> _INSTRUCTION_
Retype the listing that follows, word for word.

Stored entries:
/---
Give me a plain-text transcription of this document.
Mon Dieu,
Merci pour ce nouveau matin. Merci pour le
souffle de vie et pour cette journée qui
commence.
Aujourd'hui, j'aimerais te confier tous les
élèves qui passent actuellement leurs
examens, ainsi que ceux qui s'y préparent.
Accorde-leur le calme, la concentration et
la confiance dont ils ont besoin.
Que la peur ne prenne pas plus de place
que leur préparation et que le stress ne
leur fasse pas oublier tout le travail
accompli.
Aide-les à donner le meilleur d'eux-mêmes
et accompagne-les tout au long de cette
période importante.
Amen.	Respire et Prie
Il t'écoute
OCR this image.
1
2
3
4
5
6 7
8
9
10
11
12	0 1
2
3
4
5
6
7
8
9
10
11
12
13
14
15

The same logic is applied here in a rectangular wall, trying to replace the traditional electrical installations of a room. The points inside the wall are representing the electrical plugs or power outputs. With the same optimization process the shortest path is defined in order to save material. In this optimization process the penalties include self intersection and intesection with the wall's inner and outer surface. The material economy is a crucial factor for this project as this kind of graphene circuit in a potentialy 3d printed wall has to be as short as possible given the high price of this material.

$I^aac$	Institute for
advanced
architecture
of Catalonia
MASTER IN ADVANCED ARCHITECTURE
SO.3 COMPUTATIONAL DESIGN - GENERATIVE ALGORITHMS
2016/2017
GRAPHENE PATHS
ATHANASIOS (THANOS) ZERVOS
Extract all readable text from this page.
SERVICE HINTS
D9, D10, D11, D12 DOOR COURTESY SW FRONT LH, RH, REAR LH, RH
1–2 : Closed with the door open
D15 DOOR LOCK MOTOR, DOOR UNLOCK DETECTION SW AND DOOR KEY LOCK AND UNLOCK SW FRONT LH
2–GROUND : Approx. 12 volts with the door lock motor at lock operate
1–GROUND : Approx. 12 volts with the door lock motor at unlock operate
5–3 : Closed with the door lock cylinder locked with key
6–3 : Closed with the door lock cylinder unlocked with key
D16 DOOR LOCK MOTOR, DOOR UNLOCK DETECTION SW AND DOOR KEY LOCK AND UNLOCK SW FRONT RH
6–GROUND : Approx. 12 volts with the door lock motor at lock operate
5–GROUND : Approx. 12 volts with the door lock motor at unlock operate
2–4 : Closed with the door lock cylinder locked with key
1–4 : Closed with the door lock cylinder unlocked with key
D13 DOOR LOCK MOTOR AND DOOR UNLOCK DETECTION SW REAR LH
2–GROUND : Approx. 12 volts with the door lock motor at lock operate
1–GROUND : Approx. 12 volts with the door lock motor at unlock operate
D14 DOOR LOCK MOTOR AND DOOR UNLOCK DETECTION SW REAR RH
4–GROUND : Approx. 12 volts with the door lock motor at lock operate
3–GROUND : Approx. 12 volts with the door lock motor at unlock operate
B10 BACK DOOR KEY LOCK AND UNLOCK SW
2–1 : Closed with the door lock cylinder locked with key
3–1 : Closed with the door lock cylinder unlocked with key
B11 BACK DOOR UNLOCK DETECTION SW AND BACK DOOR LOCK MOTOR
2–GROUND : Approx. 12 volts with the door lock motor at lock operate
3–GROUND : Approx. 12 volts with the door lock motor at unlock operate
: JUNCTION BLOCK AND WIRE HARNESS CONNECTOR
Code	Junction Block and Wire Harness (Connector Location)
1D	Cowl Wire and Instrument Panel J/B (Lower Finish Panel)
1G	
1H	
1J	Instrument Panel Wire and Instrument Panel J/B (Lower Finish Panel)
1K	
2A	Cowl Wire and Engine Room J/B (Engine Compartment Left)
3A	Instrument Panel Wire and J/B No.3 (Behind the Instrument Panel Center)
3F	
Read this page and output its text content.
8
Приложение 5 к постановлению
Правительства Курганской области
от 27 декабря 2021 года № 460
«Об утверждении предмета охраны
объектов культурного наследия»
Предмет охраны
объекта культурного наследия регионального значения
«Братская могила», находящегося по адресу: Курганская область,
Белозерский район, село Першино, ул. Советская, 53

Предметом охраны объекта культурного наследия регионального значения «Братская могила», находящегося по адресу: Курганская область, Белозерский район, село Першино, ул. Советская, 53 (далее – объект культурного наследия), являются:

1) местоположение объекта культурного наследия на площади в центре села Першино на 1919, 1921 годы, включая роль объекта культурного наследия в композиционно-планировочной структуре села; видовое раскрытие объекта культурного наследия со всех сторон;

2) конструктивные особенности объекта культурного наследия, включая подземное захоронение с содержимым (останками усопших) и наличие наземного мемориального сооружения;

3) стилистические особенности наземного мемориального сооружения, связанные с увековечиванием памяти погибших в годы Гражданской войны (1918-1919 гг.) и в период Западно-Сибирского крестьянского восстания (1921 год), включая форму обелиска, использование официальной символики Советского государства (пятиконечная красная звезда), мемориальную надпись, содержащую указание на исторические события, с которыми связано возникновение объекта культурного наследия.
\---
> _RESULT OF THE TASK_
Give me a plain-text transcription of this document.
Mon Dieu,
Merci pour ce nouveau matin. Merci pour le
souffle de vie et pour cette journée qui
commence.
Aujourd'hui, j'aimerais te confier tous les
élèves qui passent actuellement leurs
examens, ainsi que ceux qui s'y préparent.
Accorde-leur le calme, la concentration et
la confiance dont ils ont besoin.
Que la peur ne prenne pas plus de place
que leur préparation et que le stress ne
leur fasse pas oublier tout le travail
accompli.
Aide-les à donner le meilleur d'eux-mêmes
et accompagne-les tout au long de cette
période importante.
Amen.	Respire et Prie
Il t'écoute
OCR this image.
1
2
3
4
5
6 7
8
9
10
11
12	0 1
2
3
4
5
6
7
8
9
10
11
12
13
14
15

The same logic is applied here in a rectangular wall, trying to replace the traditional electrical installations of a room. The points inside the wall are representing the electrical plugs or power outputs. With the same optimization process the shortest path is defined in order to save material. In this optimization process the penalties include self intersection and intesection with the wall's inner and outer surface. The material economy is a crucial factor for this project as this kind of graphene circuit in a potentialy 3d printed wall has to be as short as possible given the high price of this material.

$I^aac$	Institute for
advanced
architecture
of Catalonia
MASTER IN ADVANCED ARCHITECTURE
SO.3 COMPUTATIONAL DESIGN - GENERATIVE ALGORITHMS
2016/2017
GRAPHENE PATHS
ATHANASIOS (THANOS) ZERVOS
Extract all readable text from this page.
SERVICE HINTS
D9, D10, D11, D12 DOOR COURTESY SW FRONT LH, RH, REAR LH, RH
1–2 : Closed with the door open
D15 DOOR LOCK MOTOR, DOOR UNLOCK DETECTION SW AND DOOR KEY LOCK AND UNLOCK SW FRONT LH
2–GROUND : Approx. 12 volts with the door lock motor at lock operate
1–GROUND : Approx. 12 volts with the door lock motor at unlock operate
5–3 : Closed with the door lock cylinder locked with key
6–3 : Closed with the door lock cylinder unlocked with key
D16 DOOR LOCK MOTOR, DOOR UNLOCK DETECTION SW AND DOOR KEY LOCK AND UNLOCK SW FRONT RH
6–GROUND : Approx. 12 volts with the door lock motor at lock operate
5–GROUND : Approx. 12 volts with the door lock motor at unlock operate
2–4 : Closed with the door lock cylinder locked with key
1–4 : Closed with the door lock cylinder unlocked with key
D13 DOOR LOCK MOTOR AND DOOR UNLOCK DETECTION SW REAR LH
2–GROUND : Approx. 12 volts with the door lock motor at lock operate
1–GROUND : Approx. 12 volts with the door lock motor at unlock operate
D14 DOOR LOCK MOTOR AND DOOR UNLOCK DETECTION SW REAR RH
4–GROUND : Approx. 12 volts with the door lock motor at lock operate
3–GROUND : Approx. 12 volts with the door lock motor at unlock operate
B10 BACK DOOR KEY LOCK AND UNLOCK SW
2–1 : Closed with the door lock cylinder locked with key
3–1 : Closed with the door lock cylinder unlocked with key
B11 BACK DOOR UNLOCK DETECTION SW AND BACK DOOR LOCK MOTOR
2–GROUND : Approx. 12 volts with the door lock motor at lock operate
3–GROUND : Approx. 12 volts with the door lock motor at unlock operate
: JUNCTION BLOCK AND WIRE HARNESS CONNECTOR
Code	Junction Block and Wire Harness (Connector Location)
1D	Cowl Wire and Instrument Panel J/B (Lower Finish Panel)
1G	
1H	
1J	Instrument Panel Wire and Instrument Panel J/B (Lower Finish Panel)
1K	
2A	Cowl Wire and Engine Room J/B (Engine Compartment Left)
3A	Instrument Panel Wire and J/B No.3 (Behind the Instrument Panel Center)
3F	
Read this page and output its text content.
8
Приложение 5 к постановлению
Правительства Курганской области
от 27 декабря 2021 года № 460
«Об утверждении предмета охраны
объектов культурного наследия»
Предмет охраны
объекта культурного наследия регионального значения
«Братская могила», находящегося по адресу: Курганская область,
Белозерский район, село Першино, ул. Советская, 53

Предметом охраны объекта культурного наследия регионального значения «Братская могила», находящегося по адресу: Курганская область, Белозерский район, село Першино, ул. Советская, 53 (далее – объект культурного наследия), являются:

1) местоположение объекта культурного наследия на площади в центре села Першино на 1919, 1921 годы, включая роль объекта культурного наследия в композиционно-планировочной структуре села; видовое раскрытие объекта культурного наследия со всех сторон;

2) конструктивные особенности объекта культурного наследия, включая подземное захоронение с содержимым (останками усопших) и наличие наземного мемориального сооружения;

3) стилистические особенности наземного мемориального сооружения, связанные с увековечиванием памяти погибших в годы Гражданской войны (1918-1919 гг.) и в период Западно-Сибирского крестьянского восстания (1921 год), включая форму обелиска, использование официальной символики Советского государства (пятиконечная красная звезда), мемориальную надпись, содержащую указание на исторические события, с которыми связано возникновение объекта культурного наследия.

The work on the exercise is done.